── PROVIDED INFORMATION ──

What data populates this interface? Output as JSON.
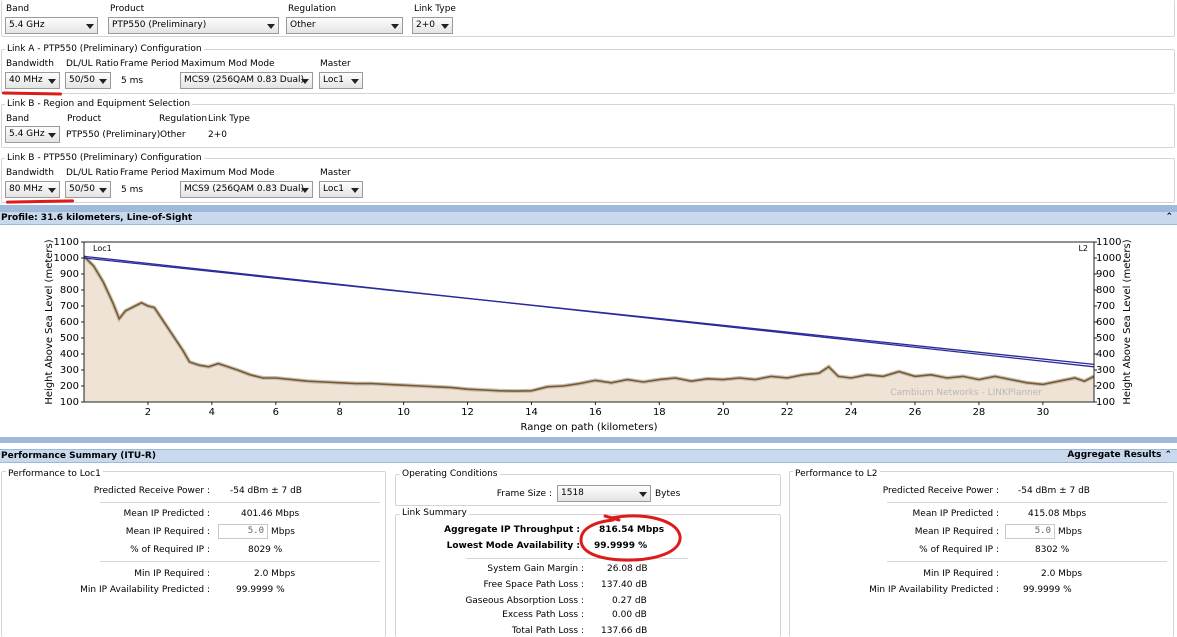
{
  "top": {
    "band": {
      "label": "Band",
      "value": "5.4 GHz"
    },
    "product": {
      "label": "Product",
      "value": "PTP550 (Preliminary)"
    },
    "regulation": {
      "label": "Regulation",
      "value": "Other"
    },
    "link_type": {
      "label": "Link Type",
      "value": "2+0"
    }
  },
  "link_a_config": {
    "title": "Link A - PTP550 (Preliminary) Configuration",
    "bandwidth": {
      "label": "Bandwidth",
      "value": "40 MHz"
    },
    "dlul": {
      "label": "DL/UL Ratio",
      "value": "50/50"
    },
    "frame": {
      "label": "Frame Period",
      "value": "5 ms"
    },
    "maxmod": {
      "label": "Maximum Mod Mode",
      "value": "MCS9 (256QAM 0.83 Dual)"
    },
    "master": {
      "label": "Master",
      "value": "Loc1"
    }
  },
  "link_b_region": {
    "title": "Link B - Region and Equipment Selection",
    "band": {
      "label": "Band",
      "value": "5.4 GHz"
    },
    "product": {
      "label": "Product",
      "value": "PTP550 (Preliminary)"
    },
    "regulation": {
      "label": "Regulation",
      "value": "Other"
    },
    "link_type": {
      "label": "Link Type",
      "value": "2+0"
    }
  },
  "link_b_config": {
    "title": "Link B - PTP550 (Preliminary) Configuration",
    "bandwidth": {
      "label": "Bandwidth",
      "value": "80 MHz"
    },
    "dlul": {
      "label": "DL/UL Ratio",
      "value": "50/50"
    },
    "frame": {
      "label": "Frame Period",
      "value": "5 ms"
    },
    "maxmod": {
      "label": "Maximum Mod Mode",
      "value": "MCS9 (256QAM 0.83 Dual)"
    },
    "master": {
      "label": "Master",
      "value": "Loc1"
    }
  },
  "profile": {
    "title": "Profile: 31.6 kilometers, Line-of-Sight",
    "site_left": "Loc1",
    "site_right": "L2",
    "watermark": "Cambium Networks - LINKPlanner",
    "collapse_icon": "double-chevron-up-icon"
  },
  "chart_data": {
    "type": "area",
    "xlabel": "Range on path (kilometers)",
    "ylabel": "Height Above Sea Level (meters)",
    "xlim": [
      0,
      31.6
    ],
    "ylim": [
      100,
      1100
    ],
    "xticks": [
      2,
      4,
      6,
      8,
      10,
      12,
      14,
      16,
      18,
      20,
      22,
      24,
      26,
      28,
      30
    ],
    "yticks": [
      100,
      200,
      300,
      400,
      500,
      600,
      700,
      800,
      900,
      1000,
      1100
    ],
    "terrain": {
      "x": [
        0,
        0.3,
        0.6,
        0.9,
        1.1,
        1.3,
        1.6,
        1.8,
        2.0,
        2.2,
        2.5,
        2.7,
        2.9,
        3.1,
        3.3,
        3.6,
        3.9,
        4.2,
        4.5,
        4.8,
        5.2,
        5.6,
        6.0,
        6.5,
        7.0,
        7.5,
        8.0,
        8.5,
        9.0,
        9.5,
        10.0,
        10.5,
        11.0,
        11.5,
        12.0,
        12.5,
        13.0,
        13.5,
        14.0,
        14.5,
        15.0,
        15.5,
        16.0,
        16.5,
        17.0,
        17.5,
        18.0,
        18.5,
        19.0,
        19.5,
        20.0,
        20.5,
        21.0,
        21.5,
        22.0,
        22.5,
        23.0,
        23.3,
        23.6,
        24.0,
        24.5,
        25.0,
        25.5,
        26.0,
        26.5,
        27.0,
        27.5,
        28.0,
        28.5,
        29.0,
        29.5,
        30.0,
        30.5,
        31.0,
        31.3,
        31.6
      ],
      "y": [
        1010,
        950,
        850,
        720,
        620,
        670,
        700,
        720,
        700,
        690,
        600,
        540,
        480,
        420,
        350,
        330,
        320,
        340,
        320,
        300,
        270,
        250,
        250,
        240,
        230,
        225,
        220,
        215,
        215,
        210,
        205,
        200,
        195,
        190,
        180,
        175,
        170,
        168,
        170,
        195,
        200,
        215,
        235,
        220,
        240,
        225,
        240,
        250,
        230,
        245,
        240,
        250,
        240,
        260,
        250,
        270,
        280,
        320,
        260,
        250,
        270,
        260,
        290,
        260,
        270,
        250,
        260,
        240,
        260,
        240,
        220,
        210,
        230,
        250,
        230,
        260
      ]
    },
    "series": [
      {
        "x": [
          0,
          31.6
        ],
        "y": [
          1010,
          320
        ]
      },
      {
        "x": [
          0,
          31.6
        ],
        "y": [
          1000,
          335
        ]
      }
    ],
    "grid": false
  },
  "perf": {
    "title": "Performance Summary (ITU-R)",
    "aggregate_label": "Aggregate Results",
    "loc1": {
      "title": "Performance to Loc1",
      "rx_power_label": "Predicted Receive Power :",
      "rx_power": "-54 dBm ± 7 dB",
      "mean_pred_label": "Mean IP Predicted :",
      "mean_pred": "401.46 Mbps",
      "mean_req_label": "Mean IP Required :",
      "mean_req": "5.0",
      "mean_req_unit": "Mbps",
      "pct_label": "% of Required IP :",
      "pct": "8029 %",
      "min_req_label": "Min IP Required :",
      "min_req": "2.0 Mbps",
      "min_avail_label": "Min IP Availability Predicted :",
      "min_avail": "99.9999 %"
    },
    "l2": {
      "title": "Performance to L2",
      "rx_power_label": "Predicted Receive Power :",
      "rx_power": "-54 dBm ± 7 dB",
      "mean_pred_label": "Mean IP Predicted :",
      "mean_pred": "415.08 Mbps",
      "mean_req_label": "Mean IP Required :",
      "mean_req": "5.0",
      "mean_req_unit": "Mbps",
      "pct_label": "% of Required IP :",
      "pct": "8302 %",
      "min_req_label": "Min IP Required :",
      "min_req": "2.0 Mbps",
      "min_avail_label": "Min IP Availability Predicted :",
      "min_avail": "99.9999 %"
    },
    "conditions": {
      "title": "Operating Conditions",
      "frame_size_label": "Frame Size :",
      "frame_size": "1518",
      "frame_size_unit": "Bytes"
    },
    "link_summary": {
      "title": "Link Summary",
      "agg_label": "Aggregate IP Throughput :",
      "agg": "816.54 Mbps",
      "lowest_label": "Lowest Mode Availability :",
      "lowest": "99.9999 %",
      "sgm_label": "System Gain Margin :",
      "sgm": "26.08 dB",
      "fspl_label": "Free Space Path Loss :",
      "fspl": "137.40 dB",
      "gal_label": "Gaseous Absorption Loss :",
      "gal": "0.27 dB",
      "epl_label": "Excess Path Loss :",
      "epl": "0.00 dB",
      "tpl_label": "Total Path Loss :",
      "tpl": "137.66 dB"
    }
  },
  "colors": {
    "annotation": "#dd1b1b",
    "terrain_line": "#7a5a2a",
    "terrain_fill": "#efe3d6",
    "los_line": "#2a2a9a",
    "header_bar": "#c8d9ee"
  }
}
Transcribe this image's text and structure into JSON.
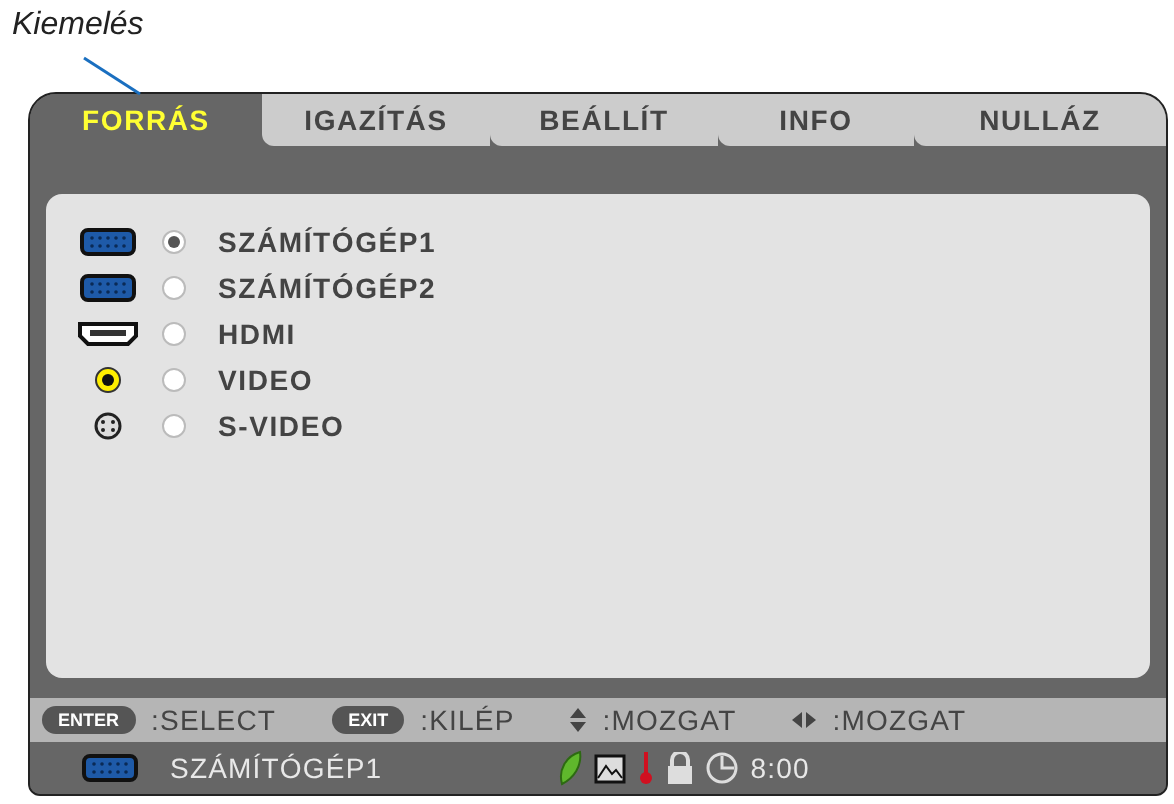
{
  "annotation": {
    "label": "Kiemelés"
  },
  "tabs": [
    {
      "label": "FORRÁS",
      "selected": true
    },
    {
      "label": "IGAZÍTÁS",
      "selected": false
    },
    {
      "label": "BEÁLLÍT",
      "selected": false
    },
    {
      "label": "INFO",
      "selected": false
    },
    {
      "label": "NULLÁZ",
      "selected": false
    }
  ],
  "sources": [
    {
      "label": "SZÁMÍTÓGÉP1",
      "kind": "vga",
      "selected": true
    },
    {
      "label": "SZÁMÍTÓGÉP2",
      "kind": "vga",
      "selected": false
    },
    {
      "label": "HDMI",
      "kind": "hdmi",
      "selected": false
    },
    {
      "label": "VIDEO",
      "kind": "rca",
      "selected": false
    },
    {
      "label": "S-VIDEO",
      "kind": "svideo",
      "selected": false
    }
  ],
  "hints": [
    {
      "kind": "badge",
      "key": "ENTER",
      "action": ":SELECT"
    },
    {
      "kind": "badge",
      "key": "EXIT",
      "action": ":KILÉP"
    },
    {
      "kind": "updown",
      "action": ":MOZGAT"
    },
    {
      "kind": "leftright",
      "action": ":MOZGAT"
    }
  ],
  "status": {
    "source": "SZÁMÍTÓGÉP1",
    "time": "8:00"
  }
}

───

▶ _PROBLEM REQUIREMENTS_
Find each line holding the word "action" and copy it.

▶ _TASK OUTPUT_
      "action": ":SELECT"
      "action": ":KILÉP"
      "action": ":MOZGAT"
      "action": ":MOZGAT"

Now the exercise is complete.